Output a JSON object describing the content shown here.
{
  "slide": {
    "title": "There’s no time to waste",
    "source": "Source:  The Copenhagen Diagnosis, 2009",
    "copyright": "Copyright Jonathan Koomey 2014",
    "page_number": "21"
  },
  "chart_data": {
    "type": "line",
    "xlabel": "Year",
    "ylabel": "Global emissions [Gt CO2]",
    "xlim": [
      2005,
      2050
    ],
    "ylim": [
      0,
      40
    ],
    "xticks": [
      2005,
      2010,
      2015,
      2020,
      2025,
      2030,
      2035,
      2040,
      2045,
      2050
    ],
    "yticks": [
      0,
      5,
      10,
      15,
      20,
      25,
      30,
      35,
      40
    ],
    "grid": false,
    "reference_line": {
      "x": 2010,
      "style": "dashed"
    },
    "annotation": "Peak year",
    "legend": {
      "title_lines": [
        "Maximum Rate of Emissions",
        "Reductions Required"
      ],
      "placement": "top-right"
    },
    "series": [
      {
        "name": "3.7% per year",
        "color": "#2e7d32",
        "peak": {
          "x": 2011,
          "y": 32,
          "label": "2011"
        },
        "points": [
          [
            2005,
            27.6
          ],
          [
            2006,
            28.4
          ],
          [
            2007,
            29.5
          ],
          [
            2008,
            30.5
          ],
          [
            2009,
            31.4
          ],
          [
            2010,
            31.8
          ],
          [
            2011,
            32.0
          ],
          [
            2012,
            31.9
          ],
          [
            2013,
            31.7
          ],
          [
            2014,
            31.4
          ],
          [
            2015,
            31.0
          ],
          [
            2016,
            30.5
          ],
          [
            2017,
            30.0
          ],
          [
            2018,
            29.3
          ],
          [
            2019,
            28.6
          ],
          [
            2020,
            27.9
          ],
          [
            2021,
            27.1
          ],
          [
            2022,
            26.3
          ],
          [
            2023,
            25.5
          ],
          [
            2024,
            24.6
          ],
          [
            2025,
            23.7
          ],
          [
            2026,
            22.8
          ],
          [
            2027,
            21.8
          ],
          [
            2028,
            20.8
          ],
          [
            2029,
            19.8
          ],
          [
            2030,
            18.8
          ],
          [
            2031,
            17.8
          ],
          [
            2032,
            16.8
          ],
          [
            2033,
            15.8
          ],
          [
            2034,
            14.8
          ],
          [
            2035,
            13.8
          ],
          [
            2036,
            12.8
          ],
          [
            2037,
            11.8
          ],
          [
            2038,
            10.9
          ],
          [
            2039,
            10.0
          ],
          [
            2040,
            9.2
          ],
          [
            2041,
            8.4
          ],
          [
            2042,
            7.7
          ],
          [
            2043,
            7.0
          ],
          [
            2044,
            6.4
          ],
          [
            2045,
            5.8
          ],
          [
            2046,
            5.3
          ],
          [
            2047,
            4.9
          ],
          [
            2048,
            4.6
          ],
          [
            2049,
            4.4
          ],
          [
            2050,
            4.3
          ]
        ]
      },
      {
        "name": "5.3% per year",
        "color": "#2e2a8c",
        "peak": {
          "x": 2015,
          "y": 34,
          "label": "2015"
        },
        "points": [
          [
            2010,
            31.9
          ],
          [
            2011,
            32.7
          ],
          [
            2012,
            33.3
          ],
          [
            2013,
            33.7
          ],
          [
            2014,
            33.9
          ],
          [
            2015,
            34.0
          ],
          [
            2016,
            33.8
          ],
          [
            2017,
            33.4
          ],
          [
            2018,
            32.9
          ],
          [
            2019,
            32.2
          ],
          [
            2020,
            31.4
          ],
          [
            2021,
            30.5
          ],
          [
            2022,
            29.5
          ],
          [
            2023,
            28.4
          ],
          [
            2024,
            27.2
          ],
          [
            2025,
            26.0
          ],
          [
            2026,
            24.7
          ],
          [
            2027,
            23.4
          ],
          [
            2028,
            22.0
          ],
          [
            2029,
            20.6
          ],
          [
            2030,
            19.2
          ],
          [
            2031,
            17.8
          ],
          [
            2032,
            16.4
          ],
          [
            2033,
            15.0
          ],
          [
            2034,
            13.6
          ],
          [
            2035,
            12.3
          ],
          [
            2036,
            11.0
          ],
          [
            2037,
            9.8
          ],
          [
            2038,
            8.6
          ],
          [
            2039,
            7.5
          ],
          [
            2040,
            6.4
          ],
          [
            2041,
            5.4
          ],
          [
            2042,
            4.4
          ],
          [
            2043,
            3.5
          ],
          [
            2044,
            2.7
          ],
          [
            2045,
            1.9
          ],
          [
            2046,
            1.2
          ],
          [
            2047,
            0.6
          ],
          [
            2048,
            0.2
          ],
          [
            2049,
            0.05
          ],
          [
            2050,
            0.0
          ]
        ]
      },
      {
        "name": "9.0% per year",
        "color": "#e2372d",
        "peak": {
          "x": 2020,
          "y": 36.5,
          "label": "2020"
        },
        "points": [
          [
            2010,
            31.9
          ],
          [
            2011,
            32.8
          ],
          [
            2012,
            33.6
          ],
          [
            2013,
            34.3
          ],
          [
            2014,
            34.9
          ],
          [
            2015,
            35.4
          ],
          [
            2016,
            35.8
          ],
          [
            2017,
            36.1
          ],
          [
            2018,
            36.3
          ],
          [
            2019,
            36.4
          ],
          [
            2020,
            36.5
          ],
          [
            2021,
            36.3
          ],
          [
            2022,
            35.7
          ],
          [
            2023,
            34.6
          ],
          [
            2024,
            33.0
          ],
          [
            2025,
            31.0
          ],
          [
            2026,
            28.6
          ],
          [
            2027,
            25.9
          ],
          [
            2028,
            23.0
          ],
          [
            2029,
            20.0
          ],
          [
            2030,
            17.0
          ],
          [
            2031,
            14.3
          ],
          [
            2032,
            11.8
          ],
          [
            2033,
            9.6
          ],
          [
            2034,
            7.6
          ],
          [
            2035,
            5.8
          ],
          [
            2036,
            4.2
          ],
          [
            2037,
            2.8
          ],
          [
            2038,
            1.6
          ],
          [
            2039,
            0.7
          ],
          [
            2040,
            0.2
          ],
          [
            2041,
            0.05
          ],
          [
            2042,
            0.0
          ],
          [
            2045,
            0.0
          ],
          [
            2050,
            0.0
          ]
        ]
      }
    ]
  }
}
──────
GIVEN TASK:
Reply with one number: the count of lines in the entries that include the word "color".

EXERCISE RESPONSE:
3